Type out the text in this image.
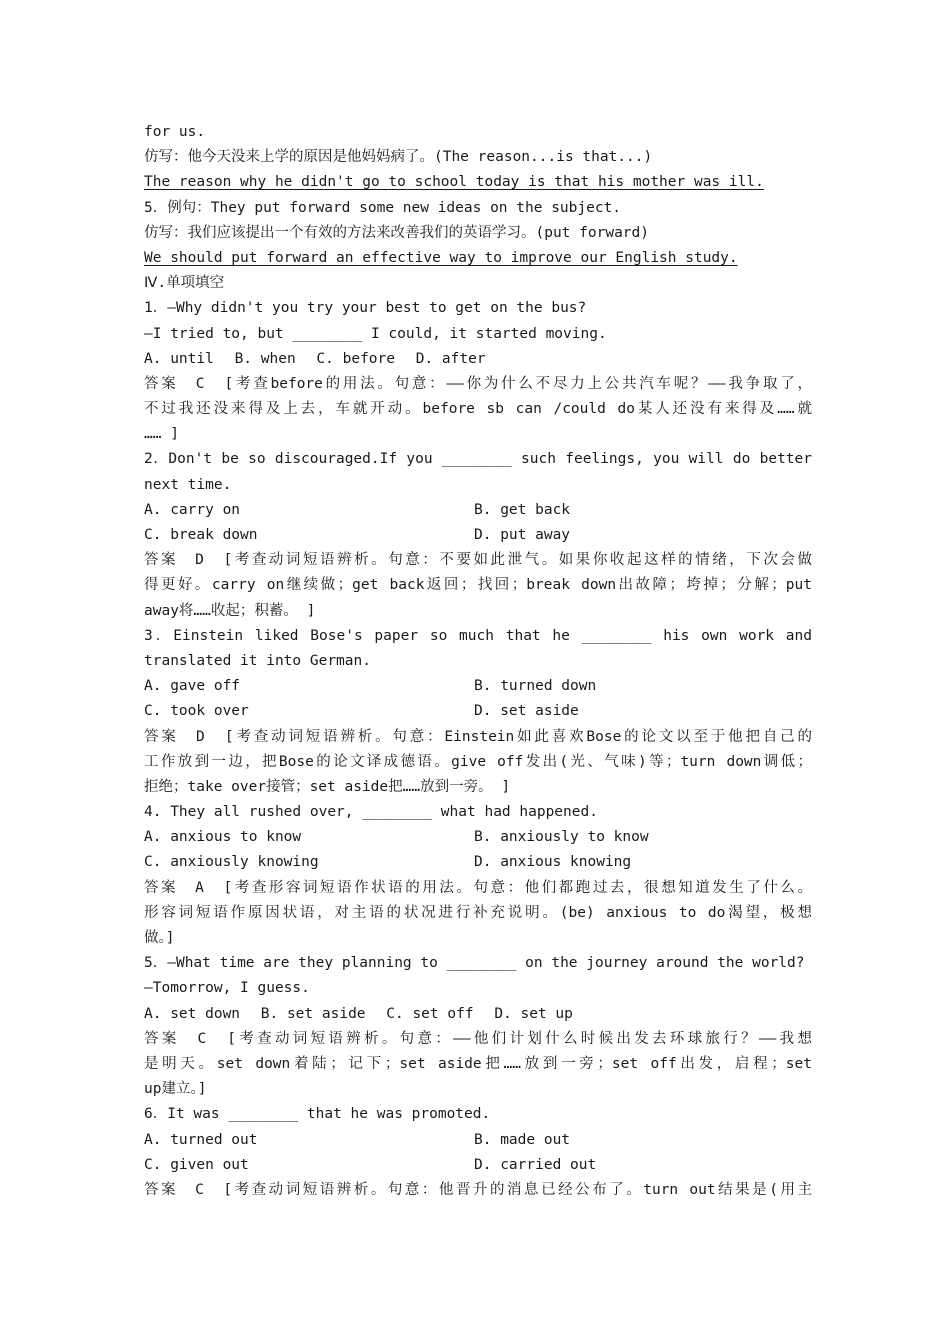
for us.
仿写：他今天没来上学的原因是他妈妈病了。(The reason...is that...)
The reason why he didn't go to school today is that his mother was ill.
5．例句：They put forward some new ideas on the subject.
仿写：我们应该提出一个有效的方法来改善我们的英语学习。(put forward)
We should put forward an effective way to improve our English study.
Ⅳ.单项填空
1．—Why didn't you try your best to get on the bus?
—I tried to, but ________ I could, it started moving.
A. until B. when C. before D. after
答案　C　[考查before的用法。句意：——你为什么不尽力上公共汽车呢？——我争取了，
不过我还没来得及上去，车就开动。before sb can /could do某人还没有来得及……就
…… ]
2．Don't be so discouraged.If you ________ such feelings, you will do better
next time.
A. carry on	B. get back
C. break down	D. put away
答案　D　[考查动词短语辨析。句意：不要如此泄气。如果你收起这样的情绪，下次会做
得更好。carry on继续做；get back返回；找回；break down出故障；垮掉；分解；put
away将……收起；积蓄。 ]
3．Einstein liked Bose's paper so much that he ________ his own work and
translated it into German.
A. gave off	B. turned down
C. took over	D. set aside
答案　D　[考查动词短语辨析。句意：Einstein如此喜欢Bose的论文以至于他把自己的
工作放到一边，把Bose的论文译成德语。give off发出(光、气味)等；turn down调低；
拒绝；take over接管；set aside把……放到一旁。 ]
4. They all rushed over, ________ what had happened.
A. anxious to know	B. anxiously to know
C. anxiously knowing	D. anxious knowing
答案　A　[考查形容词短语作状语的用法。句意：他们都跑过去，很想知道发生了什么。
形容词短语作原因状语，对主语的状况进行补充说明。(be) anxious to do渴望，极想
做。]
5．—What time are they planning to ________ on the journey around the world?
—Tomorrow, I guess.
A. set down B. set aside C. set off D. set up
答案　C　[考查动词短语辨析。句意：——他们计划什么时候出发去环球旅行？——我想
是明天。set down着陆；记下；set aside把……放到一旁；set off出发，启程；set
up建立。]
6．It was ________ that he was promoted.
A. turned out	B. made out
C. given out	D. carried out
答案　C　[考查动词短语辨析。句意：他晋升的消息已经公布了。turn out结果是(用主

━━━

Set down every record once more, word for word, without pictures.

Type out the text in this image.
for us.
仿写：他今天没来上学的原因是他妈妈病了。(The reason...is that...)
The reason why he didn't go to school today is that his mother was ill.
5．例句：They put forward some new ideas on the subject.
仿写：我们应该提出一个有效的方法来改善我们的英语学习。(put forward)
We should put forward an effective way to improve our English study.
Ⅳ.单项填空
1．—Why didn't you try your best to get on the bus?
—I tried to, but ________ I could, it started moving.
A. until B. when C. before D. after
答案　C　[考查before的用法。句意：——你为什么不尽力上公共汽车呢？——我争取了，
不过我还没来得及上去，车就开动。before sb can /could do某人还没有来得及……就
…… ]
2．Don't be so discouraged.If you ________ such feelings, you will do better
next time.
A. carry on	B. get back
C. break down	D. put away
答案　D　[考查动词短语辨析。句意：不要如此泄气。如果你收起这样的情绪，下次会做
得更好。carry on继续做；get back返回；找回；break down出故障；垮掉；分解；put
away将……收起；积蓄。 ]
3．Einstein liked Bose's paper so much that he ________ his own work and
translated it into German.
A. gave off	B. turned down
C. took over	D. set aside
答案　D　[考查动词短语辨析。句意：Einstein如此喜欢Bose的论文以至于他把自己的
工作放到一边，把Bose的论文译成德语。give off发出(光、气味)等；turn down调低；
拒绝；take over接管；set aside把……放到一旁。 ]
4. They all rushed over, ________ what had happened.
A. anxious to know	B. anxiously to know
C. anxiously knowing	D. anxious knowing
答案　A　[考查形容词短语作状语的用法。句意：他们都跑过去，很想知道发生了什么。
形容词短语作原因状语，对主语的状况进行补充说明。(be) anxious to do渴望，极想
做。]
5．—What time are they planning to ________ on the journey around the world?
—Tomorrow, I guess.
A. set down B. set aside C. set off D. set up
答案　C　[考查动词短语辨析。句意：——他们计划什么时候出发去环球旅行？——我想
是明天。set down着陆；记下；set aside把……放到一旁；set off出发，启程；set
up建立。]
6．It was ________ that he was promoted.
A. turned out	B. made out
C. given out	D. carried out
答案　C　[考查动词短语辨析。句意：他晋升的消息已经公布了。turn out结果是(用主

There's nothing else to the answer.